• INPUT ROWS:
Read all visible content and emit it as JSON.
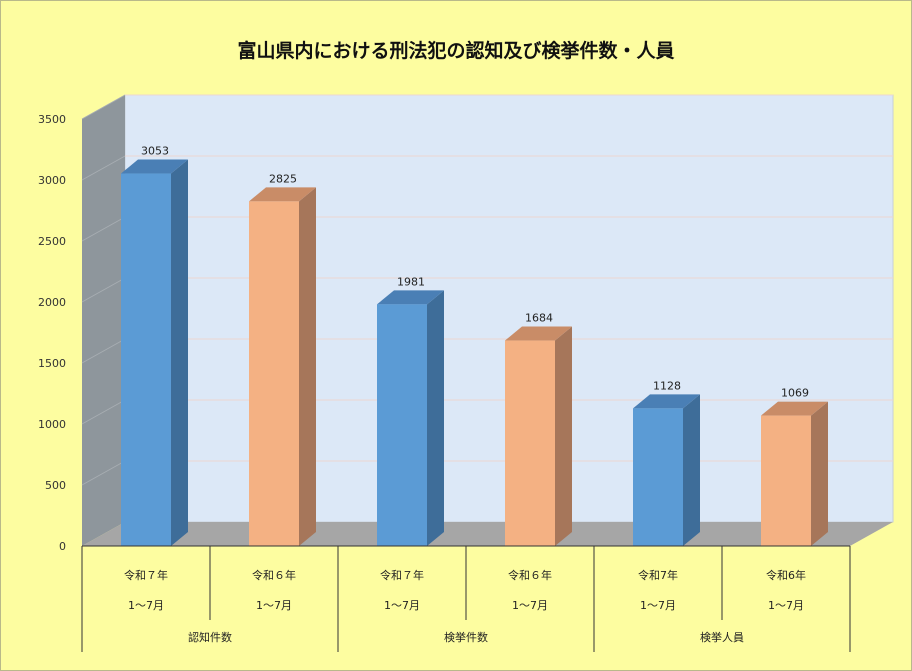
{
  "chart_data": {
    "type": "bar",
    "title": "富山県内における刑法犯の認知及び検挙件数・人員",
    "categories": [
      {
        "line1": "令和７年",
        "line2": "1～7月",
        "group": "認知件数"
      },
      {
        "line1": "令和６年",
        "line2": "1～7月",
        "group": "認知件数"
      },
      {
        "line1": "令和７年",
        "line2": "1～7月",
        "group": "検挙件数"
      },
      {
        "line1": "令和６年",
        "line2": "1～7月",
        "group": "検挙件数"
      },
      {
        "line1": "令和7年",
        "line2": "1～7月",
        "group": "検挙人員"
      },
      {
        "line1": "令和6年",
        "line2": "1～7月",
        "group": "検挙人員"
      }
    ],
    "groups": [
      "認知件数",
      "検挙件数",
      "検挙人員"
    ],
    "values": [
      3053,
      2825,
      1981,
      1684,
      1128,
      1069
    ],
    "bar_colors": [
      "#5b9bd5",
      "#f4b183",
      "#5b9bd5",
      "#f4b183",
      "#5b9bd5",
      "#f4b183"
    ],
    "yticks": [
      0,
      500,
      1000,
      1500,
      2000,
      2500,
      3000,
      3500
    ],
    "ylim": [
      0,
      3500
    ],
    "xlabel": "",
    "ylabel": "",
    "grid": true,
    "legend": "none",
    "style": "3d-column"
  },
  "colors": {
    "background": "#fdfda0",
    "back_wall": "#dce8f7",
    "side_wall": "#8e969c",
    "floor": "#a6a6a6",
    "blue_front": "#5b9bd5",
    "blue_side": "#3e6d99",
    "blue_top": "#4a7fb5",
    "orange_front": "#f4b183",
    "orange_side": "#a6765a",
    "orange_top": "#c98c67"
  }
}
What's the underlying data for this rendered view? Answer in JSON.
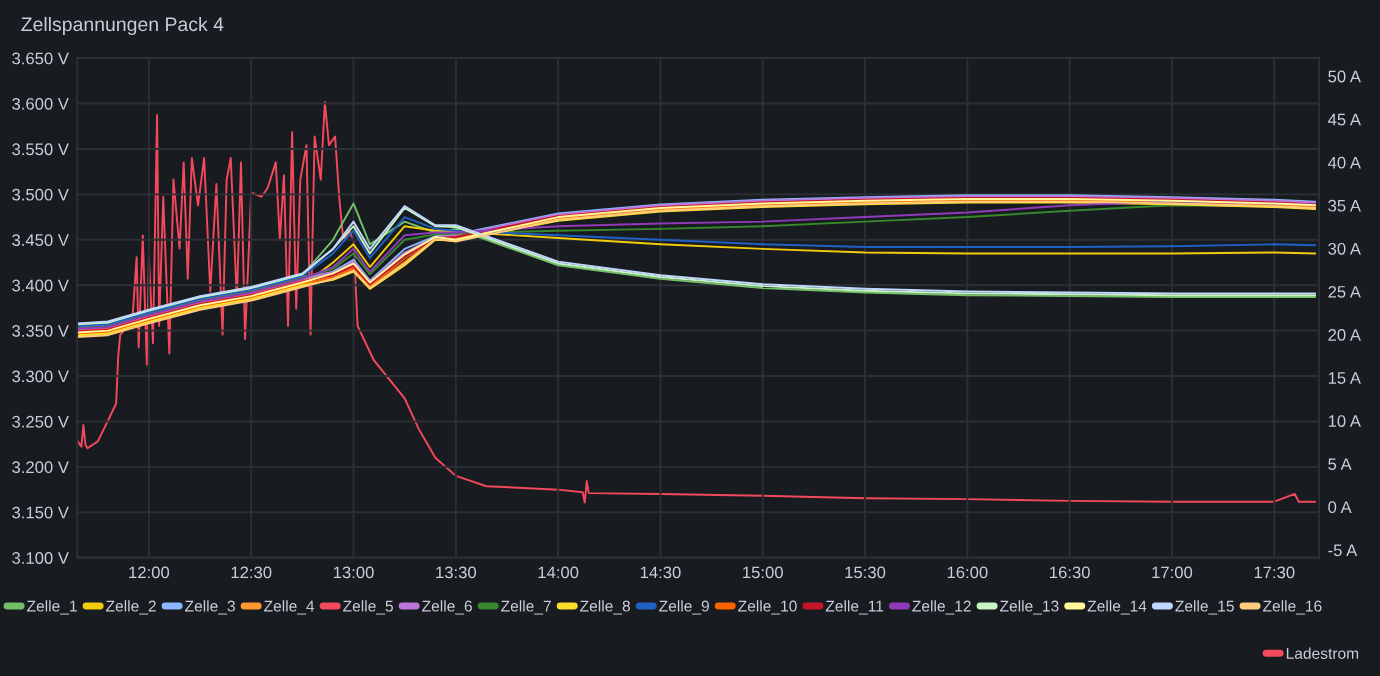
{
  "chart_data": {
    "type": "line",
    "title": "Zellspannungen Pack 4",
    "x": [
      11.65,
      11.8,
      12.0,
      12.25,
      12.5,
      12.75,
      12.9,
      13.0,
      13.08,
      13.25,
      13.4,
      13.5,
      14.0,
      14.5,
      15.0,
      15.5,
      16.0,
      16.5,
      17.0,
      17.5,
      17.7
    ],
    "xlim": [
      11.65,
      17.72
    ],
    "xticks": [
      {
        "value": 12,
        "label": "12:00"
      },
      {
        "value": 12.5,
        "label": "12:30"
      },
      {
        "value": 13,
        "label": "13:00"
      },
      {
        "value": 13.5,
        "label": "13:30"
      },
      {
        "value": 14,
        "label": "14:00"
      },
      {
        "value": 14.5,
        "label": "14:30"
      },
      {
        "value": 15,
        "label": "15:00"
      },
      {
        "value": 15.5,
        "label": "15:30"
      },
      {
        "value": 16,
        "label": "16:00"
      },
      {
        "value": 16.5,
        "label": "16:30"
      },
      {
        "value": 17,
        "label": "17:00"
      },
      {
        "value": 17.5,
        "label": "17:30"
      }
    ],
    "ylim": [
      3.1,
      3.65
    ],
    "yticks": [
      {
        "value": 3.1,
        "label": "3.100 V"
      },
      {
        "value": 3.15,
        "label": "3.150 V"
      },
      {
        "value": 3.2,
        "label": "3.200 V"
      },
      {
        "value": 3.25,
        "label": "3.250 V"
      },
      {
        "value": 3.3,
        "label": "3.300 V"
      },
      {
        "value": 3.35,
        "label": "3.350 V"
      },
      {
        "value": 3.4,
        "label": "3.400 V"
      },
      {
        "value": 3.45,
        "label": "3.450 V"
      },
      {
        "value": 3.5,
        "label": "3.500 V"
      },
      {
        "value": 3.55,
        "label": "3.550 V"
      },
      {
        "value": 3.6,
        "label": "3.600 V"
      },
      {
        "value": 3.65,
        "label": "3.650 V"
      }
    ],
    "y2lim": [
      -5.9,
      52.1
    ],
    "y2ticks": [
      {
        "value": -5,
        "label": "-5 A"
      },
      {
        "value": 0,
        "label": "0 A"
      },
      {
        "value": 5,
        "label": "5 A"
      },
      {
        "value": 10,
        "label": "10 A"
      },
      {
        "value": 15,
        "label": "15 A"
      },
      {
        "value": 20,
        "label": "20 A"
      },
      {
        "value": 25,
        "label": "25 A"
      },
      {
        "value": 30,
        "label": "30 A"
      },
      {
        "value": 35,
        "label": "35 A"
      },
      {
        "value": 40,
        "label": "40 A"
      },
      {
        "value": 45,
        "label": "45 A"
      },
      {
        "value": 50,
        "label": "50 A"
      }
    ],
    "grid": true,
    "legend": "bottom",
    "series": [
      {
        "name": "Zelle_1",
        "color": "#73bf69",
        "values": [
          3.356,
          3.358,
          3.371,
          3.386,
          3.396,
          3.411,
          3.45,
          3.49,
          3.445,
          3.47,
          3.458,
          3.462,
          3.422,
          3.407,
          3.397,
          3.392,
          3.389,
          3.388,
          3.387,
          3.387,
          3.387
        ]
      },
      {
        "name": "Zelle_2",
        "color": "#f2cc0c",
        "values": [
          3.344,
          3.346,
          3.359,
          3.374,
          3.384,
          3.399,
          3.425,
          3.445,
          3.42,
          3.465,
          3.46,
          3.459,
          3.452,
          3.445,
          3.44,
          3.436,
          3.435,
          3.435,
          3.435,
          3.436,
          3.435
        ]
      },
      {
        "name": "Zelle_3",
        "color": "#8ab8ff",
        "values": [
          3.351,
          3.353,
          3.366,
          3.381,
          3.391,
          3.406,
          3.415,
          3.428,
          3.405,
          3.44,
          3.454,
          3.456,
          3.479,
          3.489,
          3.494,
          3.497,
          3.499,
          3.499,
          3.497,
          3.494,
          3.492
        ]
      },
      {
        "name": "Zelle_4",
        "color": "#ff9830",
        "values": [
          3.346,
          3.348,
          3.361,
          3.376,
          3.386,
          3.401,
          3.41,
          3.42,
          3.4,
          3.43,
          3.452,
          3.452,
          3.473,
          3.483,
          3.488,
          3.491,
          3.493,
          3.493,
          3.491,
          3.488,
          3.486
        ]
      },
      {
        "name": "Zelle_5",
        "color": "#f2495c",
        "values": [
          3.35,
          3.352,
          3.365,
          3.38,
          3.39,
          3.405,
          3.412,
          3.422,
          3.402,
          3.432,
          3.452,
          3.454,
          3.477,
          3.487,
          3.492,
          3.495,
          3.497,
          3.497,
          3.495,
          3.492,
          3.49
        ]
      },
      {
        "name": "Zelle_6",
        "color": "#b877d9",
        "values": [
          3.354,
          3.356,
          3.369,
          3.384,
          3.394,
          3.409,
          3.414,
          3.426,
          3.404,
          3.436,
          3.453,
          3.455,
          3.478,
          3.488,
          3.493,
          3.496,
          3.498,
          3.498,
          3.496,
          3.493,
          3.491
        ]
      },
      {
        "name": "Zelle_7",
        "color": "#37872d",
        "values": [
          3.353,
          3.355,
          3.368,
          3.383,
          3.393,
          3.408,
          3.418,
          3.435,
          3.412,
          3.45,
          3.456,
          3.457,
          3.46,
          3.462,
          3.465,
          3.47,
          3.475,
          3.482,
          3.488,
          3.487,
          3.486
        ]
      },
      {
        "name": "Zelle_8",
        "color": "#fade2a",
        "values": [
          3.345,
          3.347,
          3.36,
          3.375,
          3.385,
          3.4,
          3.406,
          3.415,
          3.396,
          3.422,
          3.45,
          3.449,
          3.471,
          3.481,
          3.486,
          3.489,
          3.491,
          3.491,
          3.489,
          3.486,
          3.484
        ]
      },
      {
        "name": "Zelle_9",
        "color": "#1f60c4",
        "values": [
          3.355,
          3.357,
          3.37,
          3.385,
          3.395,
          3.41,
          3.435,
          3.46,
          3.43,
          3.475,
          3.462,
          3.46,
          3.455,
          3.45,
          3.445,
          3.442,
          3.442,
          3.442,
          3.443,
          3.445,
          3.444
        ]
      },
      {
        "name": "Zelle_10",
        "color": "#fa6400",
        "values": [
          3.347,
          3.349,
          3.362,
          3.377,
          3.387,
          3.402,
          3.408,
          3.418,
          3.398,
          3.426,
          3.451,
          3.451,
          3.474,
          3.484,
          3.489,
          3.492,
          3.494,
          3.494,
          3.492,
          3.489,
          3.487
        ]
      },
      {
        "name": "Zelle_11",
        "color": "#c4162a",
        "values": [
          3.349,
          3.351,
          3.364,
          3.379,
          3.389,
          3.404,
          3.411,
          3.421,
          3.401,
          3.431,
          3.452,
          3.453,
          3.476,
          3.486,
          3.491,
          3.494,
          3.496,
          3.496,
          3.494,
          3.491,
          3.489
        ]
      },
      {
        "name": "Zelle_12",
        "color": "#8f3bb8",
        "values": [
          3.352,
          3.354,
          3.367,
          3.382,
          3.392,
          3.407,
          3.42,
          3.44,
          3.415,
          3.455,
          3.458,
          3.458,
          3.465,
          3.468,
          3.47,
          3.475,
          3.48,
          3.488,
          3.492,
          3.49,
          3.489
        ]
      },
      {
        "name": "Zelle_13",
        "color": "#c8f2c2",
        "values": [
          3.357,
          3.359,
          3.372,
          3.387,
          3.397,
          3.412,
          3.44,
          3.465,
          3.435,
          3.485,
          3.465,
          3.464,
          3.424,
          3.409,
          3.399,
          3.394,
          3.391,
          3.39,
          3.389,
          3.389,
          3.389
        ]
      },
      {
        "name": "Zelle_14",
        "color": "#fff899",
        "values": [
          3.348,
          3.35,
          3.363,
          3.378,
          3.388,
          3.403,
          3.413,
          3.424,
          3.403,
          3.434,
          3.453,
          3.45,
          3.475,
          3.485,
          3.49,
          3.493,
          3.495,
          3.495,
          3.493,
          3.49,
          3.488
        ]
      },
      {
        "name": "Zelle_15",
        "color": "#c0d8ff",
        "values": [
          3.358,
          3.36,
          3.373,
          3.388,
          3.398,
          3.413,
          3.44,
          3.47,
          3.44,
          3.487,
          3.466,
          3.466,
          3.426,
          3.411,
          3.401,
          3.396,
          3.393,
          3.392,
          3.391,
          3.391,
          3.391
        ]
      },
      {
        "name": "Zelle_16",
        "color": "#ffcb7d",
        "values": [
          3.343,
          3.345,
          3.358,
          3.373,
          3.383,
          3.398,
          3.407,
          3.416,
          3.397,
          3.424,
          3.451,
          3.448,
          3.472,
          3.482,
          3.487,
          3.49,
          3.492,
          3.492,
          3.49,
          3.487,
          3.485
        ]
      },
      {
        "name": "Ladestrom",
        "color": "#f2495c",
        "axis": "y2",
        "x": [
          11.65,
          11.67,
          11.68,
          11.69,
          11.7,
          11.75,
          11.8,
          11.84,
          11.85,
          11.86,
          11.88,
          11.92,
          11.94,
          11.95,
          11.97,
          11.99,
          12.0,
          12.02,
          12.04,
          12.05,
          12.07,
          12.1,
          12.12,
          12.15,
          12.17,
          12.19,
          12.21,
          12.24,
          12.27,
          12.3,
          12.33,
          12.36,
          12.38,
          12.4,
          12.43,
          12.45,
          12.47,
          12.5,
          12.55,
          12.58,
          12.62,
          12.64,
          12.66,
          12.68,
          12.7,
          12.72,
          12.74,
          12.77,
          12.79,
          12.81,
          12.84,
          12.86,
          12.88,
          12.91,
          12.93,
          12.95,
          12.98,
          13.0,
          13.02,
          13.1,
          13.25,
          13.32,
          13.4,
          13.5,
          13.65,
          14.0,
          14.12,
          14.13,
          14.14,
          14.15,
          14.5,
          15.0,
          15.5,
          16.0,
          16.5,
          17.0,
          17.5,
          17.6,
          17.62,
          17.7
        ],
        "values": [
          7.7,
          7.0,
          9.5,
          7.2,
          6.8,
          7.6,
          10.0,
          12.0,
          17.5,
          20.0,
          20.5,
          22.0,
          29.0,
          18.5,
          31.5,
          16.5,
          29.0,
          19.0,
          45.5,
          21.0,
          36.0,
          17.8,
          38.0,
          30.0,
          40.0,
          26.5,
          40.5,
          35.0,
          40.5,
          25.0,
          37.5,
          20.0,
          38.0,
          40.5,
          24.0,
          40.0,
          19.5,
          36.5,
          36.0,
          37.0,
          40.0,
          31.0,
          38.5,
          21.0,
          43.5,
          23.0,
          38.0,
          42.0,
          20.0,
          43.0,
          38.0,
          47.0,
          42.0,
          43.0,
          36.0,
          31.0,
          32.0,
          31.0,
          21.0,
          17.0,
          12.6,
          9.0,
          5.7,
          3.6,
          2.4,
          2.0,
          1.7,
          0.5,
          3.0,
          1.6,
          1.5,
          1.3,
          1.0,
          0.9,
          0.7,
          0.6,
          0.6,
          1.5,
          0.6,
          0.6
        ]
      }
    ]
  }
}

• DESCRIPTION OF THE TASK: Pick out lines containing the word "JSON", each one as written.

• OUTPUT OF THE TASK:
Read all visible content and emit it as JSON.
What's the underlying data for this rendered view? Answer in JSON.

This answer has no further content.